◆ Objective ◆
Where a line holds the string "from", return that line.

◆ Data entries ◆
* * * *
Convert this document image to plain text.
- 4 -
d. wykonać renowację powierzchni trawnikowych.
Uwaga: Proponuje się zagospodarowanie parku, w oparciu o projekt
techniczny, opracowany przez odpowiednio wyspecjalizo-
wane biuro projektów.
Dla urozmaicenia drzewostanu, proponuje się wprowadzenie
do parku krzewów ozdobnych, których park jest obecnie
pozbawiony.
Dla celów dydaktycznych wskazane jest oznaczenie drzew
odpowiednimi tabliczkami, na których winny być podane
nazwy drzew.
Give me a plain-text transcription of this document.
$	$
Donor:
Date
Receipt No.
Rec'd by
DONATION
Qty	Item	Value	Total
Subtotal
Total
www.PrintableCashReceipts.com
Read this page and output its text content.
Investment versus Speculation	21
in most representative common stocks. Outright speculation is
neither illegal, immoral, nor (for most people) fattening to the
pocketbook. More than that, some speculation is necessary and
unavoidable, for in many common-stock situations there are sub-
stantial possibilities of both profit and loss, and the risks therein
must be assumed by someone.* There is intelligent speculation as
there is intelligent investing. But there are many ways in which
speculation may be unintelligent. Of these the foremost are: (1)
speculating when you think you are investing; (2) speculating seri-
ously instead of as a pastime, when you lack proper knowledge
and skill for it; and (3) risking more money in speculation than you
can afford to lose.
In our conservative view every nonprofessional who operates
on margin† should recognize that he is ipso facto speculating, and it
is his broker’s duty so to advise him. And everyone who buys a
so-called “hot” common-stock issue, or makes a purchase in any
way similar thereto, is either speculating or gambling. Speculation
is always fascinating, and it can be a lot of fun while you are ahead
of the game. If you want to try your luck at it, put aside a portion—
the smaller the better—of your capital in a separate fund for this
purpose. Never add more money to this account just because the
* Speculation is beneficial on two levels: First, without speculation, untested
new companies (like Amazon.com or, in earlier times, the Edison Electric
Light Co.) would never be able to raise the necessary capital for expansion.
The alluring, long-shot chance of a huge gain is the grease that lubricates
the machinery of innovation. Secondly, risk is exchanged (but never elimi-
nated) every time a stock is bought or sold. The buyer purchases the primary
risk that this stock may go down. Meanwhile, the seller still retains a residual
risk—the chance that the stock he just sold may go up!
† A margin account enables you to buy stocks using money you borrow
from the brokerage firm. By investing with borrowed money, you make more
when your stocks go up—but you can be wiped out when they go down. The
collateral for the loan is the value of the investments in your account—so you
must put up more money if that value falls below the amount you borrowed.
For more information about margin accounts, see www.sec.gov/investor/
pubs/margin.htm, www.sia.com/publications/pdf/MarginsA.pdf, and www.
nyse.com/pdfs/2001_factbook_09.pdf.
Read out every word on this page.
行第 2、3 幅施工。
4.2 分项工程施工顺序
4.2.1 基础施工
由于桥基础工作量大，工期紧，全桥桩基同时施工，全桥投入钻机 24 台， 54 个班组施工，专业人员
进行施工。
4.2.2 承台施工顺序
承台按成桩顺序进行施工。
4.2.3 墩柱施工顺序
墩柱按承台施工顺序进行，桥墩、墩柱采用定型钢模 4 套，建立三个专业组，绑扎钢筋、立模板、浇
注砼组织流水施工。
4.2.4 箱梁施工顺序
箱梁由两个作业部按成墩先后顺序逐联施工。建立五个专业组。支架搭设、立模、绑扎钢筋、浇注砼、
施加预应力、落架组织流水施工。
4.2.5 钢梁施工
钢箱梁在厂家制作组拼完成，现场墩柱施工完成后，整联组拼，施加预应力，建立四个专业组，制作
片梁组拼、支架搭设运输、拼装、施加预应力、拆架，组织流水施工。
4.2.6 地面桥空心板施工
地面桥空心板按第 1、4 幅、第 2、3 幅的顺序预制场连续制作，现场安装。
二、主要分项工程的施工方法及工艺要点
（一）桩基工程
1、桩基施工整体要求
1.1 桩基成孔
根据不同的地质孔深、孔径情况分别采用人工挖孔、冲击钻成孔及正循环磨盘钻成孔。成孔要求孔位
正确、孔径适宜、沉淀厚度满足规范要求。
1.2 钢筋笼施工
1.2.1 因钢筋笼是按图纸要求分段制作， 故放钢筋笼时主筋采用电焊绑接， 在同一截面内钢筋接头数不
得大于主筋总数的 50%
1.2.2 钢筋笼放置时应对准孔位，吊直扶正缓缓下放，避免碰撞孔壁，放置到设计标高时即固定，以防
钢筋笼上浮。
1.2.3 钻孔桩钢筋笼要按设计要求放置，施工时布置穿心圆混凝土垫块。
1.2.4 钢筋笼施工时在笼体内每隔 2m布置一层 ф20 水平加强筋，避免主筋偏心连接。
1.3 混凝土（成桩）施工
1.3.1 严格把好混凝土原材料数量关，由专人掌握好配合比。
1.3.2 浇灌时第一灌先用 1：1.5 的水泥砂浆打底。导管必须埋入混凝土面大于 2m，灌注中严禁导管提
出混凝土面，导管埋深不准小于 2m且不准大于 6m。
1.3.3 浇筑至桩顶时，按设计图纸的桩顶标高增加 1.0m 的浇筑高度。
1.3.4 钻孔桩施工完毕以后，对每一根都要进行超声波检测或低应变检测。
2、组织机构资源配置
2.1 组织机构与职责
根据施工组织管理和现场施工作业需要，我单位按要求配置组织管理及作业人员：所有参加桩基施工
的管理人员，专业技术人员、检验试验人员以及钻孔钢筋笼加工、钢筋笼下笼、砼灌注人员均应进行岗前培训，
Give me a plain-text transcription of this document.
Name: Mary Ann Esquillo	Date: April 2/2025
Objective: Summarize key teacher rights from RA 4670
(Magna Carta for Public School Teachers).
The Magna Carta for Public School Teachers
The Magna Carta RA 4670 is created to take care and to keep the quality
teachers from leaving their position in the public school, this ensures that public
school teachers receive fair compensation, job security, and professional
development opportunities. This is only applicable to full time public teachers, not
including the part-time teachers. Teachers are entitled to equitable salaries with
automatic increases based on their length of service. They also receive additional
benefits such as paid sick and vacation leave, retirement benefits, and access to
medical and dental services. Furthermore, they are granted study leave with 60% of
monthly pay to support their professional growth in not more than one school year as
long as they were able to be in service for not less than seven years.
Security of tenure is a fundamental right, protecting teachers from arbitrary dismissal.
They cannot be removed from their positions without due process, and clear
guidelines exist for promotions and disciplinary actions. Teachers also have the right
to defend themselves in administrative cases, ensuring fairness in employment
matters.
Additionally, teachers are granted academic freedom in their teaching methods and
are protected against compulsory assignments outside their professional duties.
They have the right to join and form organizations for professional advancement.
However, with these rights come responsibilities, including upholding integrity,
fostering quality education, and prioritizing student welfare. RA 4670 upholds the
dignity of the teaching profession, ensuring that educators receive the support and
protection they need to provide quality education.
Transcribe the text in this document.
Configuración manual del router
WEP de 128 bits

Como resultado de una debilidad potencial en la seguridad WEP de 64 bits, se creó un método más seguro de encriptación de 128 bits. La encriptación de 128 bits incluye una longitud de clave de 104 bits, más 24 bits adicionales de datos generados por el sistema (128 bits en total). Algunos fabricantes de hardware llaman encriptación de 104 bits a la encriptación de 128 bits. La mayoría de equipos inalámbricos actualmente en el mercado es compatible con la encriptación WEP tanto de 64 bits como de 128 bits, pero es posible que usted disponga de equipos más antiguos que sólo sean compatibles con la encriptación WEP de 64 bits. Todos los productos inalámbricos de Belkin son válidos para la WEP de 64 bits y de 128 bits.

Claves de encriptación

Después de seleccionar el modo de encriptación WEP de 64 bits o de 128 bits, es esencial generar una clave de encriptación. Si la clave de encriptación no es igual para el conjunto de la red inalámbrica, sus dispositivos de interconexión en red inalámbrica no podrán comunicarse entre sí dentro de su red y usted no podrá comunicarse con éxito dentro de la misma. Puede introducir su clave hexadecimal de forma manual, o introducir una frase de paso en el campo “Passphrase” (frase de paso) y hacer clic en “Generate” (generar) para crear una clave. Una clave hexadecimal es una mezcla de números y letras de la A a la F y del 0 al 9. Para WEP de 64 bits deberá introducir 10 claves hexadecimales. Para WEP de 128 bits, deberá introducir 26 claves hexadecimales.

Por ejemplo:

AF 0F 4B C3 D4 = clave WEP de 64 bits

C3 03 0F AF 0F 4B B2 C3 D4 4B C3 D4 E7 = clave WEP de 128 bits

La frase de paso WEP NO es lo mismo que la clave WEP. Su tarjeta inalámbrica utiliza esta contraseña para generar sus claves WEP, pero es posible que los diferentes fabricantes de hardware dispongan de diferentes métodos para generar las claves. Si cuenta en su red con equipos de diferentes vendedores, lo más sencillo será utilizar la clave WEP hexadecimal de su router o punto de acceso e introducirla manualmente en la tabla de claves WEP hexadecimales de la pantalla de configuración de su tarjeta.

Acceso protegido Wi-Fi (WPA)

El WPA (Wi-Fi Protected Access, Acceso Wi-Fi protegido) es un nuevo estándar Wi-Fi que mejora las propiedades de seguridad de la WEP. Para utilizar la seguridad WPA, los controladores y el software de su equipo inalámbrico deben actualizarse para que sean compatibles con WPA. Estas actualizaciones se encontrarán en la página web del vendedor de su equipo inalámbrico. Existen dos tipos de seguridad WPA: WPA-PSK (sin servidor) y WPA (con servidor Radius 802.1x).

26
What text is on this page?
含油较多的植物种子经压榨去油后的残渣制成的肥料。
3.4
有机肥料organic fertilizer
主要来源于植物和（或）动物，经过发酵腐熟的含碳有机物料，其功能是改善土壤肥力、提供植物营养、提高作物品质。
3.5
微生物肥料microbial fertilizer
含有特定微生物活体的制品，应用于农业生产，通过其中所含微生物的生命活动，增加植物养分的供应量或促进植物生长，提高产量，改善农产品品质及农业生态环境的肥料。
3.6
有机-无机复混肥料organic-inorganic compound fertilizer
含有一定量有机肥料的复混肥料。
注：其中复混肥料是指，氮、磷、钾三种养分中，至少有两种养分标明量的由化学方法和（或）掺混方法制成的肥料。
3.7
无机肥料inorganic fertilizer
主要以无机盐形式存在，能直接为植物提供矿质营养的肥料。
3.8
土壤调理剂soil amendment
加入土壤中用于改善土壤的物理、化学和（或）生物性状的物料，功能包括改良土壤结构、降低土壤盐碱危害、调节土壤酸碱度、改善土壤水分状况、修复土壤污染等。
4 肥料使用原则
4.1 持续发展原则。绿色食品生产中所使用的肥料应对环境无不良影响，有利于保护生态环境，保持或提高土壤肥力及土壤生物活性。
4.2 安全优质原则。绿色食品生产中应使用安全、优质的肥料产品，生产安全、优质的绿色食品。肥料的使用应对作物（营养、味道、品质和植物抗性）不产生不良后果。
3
* * * *
◆ Result of the task ◆
from the brokerage firm. By investing with borrowed money, you make more
Objective: Summarize key teacher rights from RA 4670
teachers from leaving their position in the public school, this ensures that public
Security of tenure is a fundamental right, protecting teachers from arbitrary dismissal.
They cannot be removed from their positions without due process, and clear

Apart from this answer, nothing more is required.